Repeat word for word the line with "Enumerate this screenshot's" and every line after it until the records below run out.
## Begin Data section
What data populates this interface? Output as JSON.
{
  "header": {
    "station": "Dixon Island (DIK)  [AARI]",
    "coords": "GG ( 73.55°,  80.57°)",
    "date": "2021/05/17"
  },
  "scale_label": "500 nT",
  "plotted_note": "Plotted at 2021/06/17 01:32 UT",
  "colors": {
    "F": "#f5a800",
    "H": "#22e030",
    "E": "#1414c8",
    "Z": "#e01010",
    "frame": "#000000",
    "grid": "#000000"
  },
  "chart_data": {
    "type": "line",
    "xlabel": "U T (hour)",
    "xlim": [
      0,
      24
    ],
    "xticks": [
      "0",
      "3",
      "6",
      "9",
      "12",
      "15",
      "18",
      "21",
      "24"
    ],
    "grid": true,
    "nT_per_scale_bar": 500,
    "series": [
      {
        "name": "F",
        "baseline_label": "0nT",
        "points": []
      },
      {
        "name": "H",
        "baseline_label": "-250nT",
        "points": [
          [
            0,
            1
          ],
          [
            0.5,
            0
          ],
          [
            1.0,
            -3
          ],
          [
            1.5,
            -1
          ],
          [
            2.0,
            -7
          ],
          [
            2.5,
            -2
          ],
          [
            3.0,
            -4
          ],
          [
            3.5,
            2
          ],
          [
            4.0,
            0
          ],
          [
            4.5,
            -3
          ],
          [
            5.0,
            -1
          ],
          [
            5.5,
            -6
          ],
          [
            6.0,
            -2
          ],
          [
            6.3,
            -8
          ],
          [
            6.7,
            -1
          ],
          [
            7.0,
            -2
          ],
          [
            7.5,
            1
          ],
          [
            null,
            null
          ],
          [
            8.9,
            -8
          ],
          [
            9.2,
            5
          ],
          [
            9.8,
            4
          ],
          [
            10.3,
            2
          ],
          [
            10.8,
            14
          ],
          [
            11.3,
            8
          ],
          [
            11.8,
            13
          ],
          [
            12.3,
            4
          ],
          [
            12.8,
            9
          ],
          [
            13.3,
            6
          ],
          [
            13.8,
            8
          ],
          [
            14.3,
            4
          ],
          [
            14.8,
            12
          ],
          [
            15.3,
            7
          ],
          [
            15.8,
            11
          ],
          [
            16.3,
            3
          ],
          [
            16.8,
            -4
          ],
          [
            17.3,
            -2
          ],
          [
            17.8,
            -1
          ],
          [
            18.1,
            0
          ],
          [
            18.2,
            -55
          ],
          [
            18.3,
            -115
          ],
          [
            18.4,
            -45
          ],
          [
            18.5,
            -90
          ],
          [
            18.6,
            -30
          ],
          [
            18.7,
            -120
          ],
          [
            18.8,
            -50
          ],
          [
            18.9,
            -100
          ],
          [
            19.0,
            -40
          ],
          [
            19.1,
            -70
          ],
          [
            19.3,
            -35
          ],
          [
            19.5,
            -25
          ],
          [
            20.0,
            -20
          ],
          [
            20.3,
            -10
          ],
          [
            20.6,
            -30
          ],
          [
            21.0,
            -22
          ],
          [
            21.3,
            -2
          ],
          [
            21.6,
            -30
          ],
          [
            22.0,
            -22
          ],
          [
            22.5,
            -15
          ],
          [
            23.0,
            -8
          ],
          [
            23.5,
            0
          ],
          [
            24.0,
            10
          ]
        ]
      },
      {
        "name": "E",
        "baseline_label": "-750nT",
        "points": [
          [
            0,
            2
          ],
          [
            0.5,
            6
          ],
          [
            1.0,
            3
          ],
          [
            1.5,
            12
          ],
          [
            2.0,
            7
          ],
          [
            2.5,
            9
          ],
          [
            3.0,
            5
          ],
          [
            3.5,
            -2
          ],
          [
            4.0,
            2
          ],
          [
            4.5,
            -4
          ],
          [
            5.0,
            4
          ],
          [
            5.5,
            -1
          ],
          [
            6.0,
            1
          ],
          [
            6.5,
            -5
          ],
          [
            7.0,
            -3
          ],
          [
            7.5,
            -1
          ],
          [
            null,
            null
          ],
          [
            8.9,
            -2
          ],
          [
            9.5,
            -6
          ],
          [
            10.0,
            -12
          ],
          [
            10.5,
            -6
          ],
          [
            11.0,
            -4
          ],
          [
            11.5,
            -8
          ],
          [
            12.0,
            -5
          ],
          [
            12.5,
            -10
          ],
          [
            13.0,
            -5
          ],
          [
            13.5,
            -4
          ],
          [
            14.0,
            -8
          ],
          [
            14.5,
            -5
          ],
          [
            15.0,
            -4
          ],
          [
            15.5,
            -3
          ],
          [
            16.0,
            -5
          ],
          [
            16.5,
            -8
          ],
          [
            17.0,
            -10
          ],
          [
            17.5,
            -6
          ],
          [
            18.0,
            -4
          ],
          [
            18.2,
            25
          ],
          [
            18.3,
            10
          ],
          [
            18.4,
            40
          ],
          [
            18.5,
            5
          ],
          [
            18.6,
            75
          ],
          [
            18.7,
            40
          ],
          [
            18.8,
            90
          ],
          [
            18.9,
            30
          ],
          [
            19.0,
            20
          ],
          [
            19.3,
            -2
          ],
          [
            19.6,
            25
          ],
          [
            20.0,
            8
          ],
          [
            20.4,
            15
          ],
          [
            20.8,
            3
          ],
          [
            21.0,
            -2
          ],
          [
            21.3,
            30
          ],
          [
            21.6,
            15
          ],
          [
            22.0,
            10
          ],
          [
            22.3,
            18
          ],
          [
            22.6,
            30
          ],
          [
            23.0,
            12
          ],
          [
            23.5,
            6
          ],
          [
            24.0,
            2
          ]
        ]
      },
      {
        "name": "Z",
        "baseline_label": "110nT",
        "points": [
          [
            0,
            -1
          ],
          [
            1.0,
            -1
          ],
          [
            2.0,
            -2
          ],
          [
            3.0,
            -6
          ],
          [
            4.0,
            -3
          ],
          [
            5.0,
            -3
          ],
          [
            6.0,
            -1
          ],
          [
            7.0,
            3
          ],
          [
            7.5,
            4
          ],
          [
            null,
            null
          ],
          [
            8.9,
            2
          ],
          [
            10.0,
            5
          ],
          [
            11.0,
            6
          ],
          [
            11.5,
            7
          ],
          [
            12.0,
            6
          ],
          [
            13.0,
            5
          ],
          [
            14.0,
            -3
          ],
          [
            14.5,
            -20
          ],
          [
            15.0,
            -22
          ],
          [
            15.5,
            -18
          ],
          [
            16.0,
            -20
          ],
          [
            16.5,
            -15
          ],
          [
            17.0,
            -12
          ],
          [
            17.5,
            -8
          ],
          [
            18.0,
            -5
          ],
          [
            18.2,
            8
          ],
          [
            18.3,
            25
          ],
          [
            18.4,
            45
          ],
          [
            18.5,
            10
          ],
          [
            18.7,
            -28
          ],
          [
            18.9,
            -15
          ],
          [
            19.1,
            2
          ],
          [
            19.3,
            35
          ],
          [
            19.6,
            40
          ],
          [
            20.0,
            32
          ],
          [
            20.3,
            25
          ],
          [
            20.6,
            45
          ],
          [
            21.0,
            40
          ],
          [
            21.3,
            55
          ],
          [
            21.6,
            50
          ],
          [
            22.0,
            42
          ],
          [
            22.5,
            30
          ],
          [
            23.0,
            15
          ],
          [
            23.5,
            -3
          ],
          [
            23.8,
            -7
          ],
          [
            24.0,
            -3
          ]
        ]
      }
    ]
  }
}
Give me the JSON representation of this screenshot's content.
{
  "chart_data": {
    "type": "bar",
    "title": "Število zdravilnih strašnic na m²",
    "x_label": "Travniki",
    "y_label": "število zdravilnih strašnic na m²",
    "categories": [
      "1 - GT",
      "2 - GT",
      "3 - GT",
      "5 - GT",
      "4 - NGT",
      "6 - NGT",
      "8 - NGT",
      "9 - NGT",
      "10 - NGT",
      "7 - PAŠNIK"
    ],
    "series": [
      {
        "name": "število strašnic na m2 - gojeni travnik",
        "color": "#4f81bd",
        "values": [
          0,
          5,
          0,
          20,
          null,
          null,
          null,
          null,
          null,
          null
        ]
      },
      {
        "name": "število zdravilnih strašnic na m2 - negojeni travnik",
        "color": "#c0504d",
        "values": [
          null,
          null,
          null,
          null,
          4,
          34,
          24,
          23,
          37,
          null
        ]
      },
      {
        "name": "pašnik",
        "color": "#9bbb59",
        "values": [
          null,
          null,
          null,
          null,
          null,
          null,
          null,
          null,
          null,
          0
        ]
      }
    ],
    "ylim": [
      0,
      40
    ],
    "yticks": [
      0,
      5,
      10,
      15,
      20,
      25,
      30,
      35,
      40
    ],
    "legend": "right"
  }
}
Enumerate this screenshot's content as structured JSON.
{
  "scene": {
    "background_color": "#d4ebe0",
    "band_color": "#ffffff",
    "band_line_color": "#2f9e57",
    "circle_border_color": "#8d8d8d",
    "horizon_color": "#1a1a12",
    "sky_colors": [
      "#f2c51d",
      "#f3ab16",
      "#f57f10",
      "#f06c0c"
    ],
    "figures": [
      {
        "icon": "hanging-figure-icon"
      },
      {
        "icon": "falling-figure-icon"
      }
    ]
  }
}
## End Data section
**Result for this task:**
Enumerate this screenshot's content as structured JSON.
{
  "scene": {
    "background_color": "#d4ebe0",
    "band_color": "#ffffff",
    "band_line_color": "#2f9e57",
    "circle_border_color": "#8d8d8d",
    "horizon_color": "#1a1a12",
    "sky_colors": [
      "#f2c51d",
      "#f3ab16",
      "#f57f10",
      "#f06c0c"
    ],
    "figures": [
      {
        "icon": "hanging-figure-icon"
      },
      {
        "icon": "falling-figure-icon"
      }
    ]
  }
}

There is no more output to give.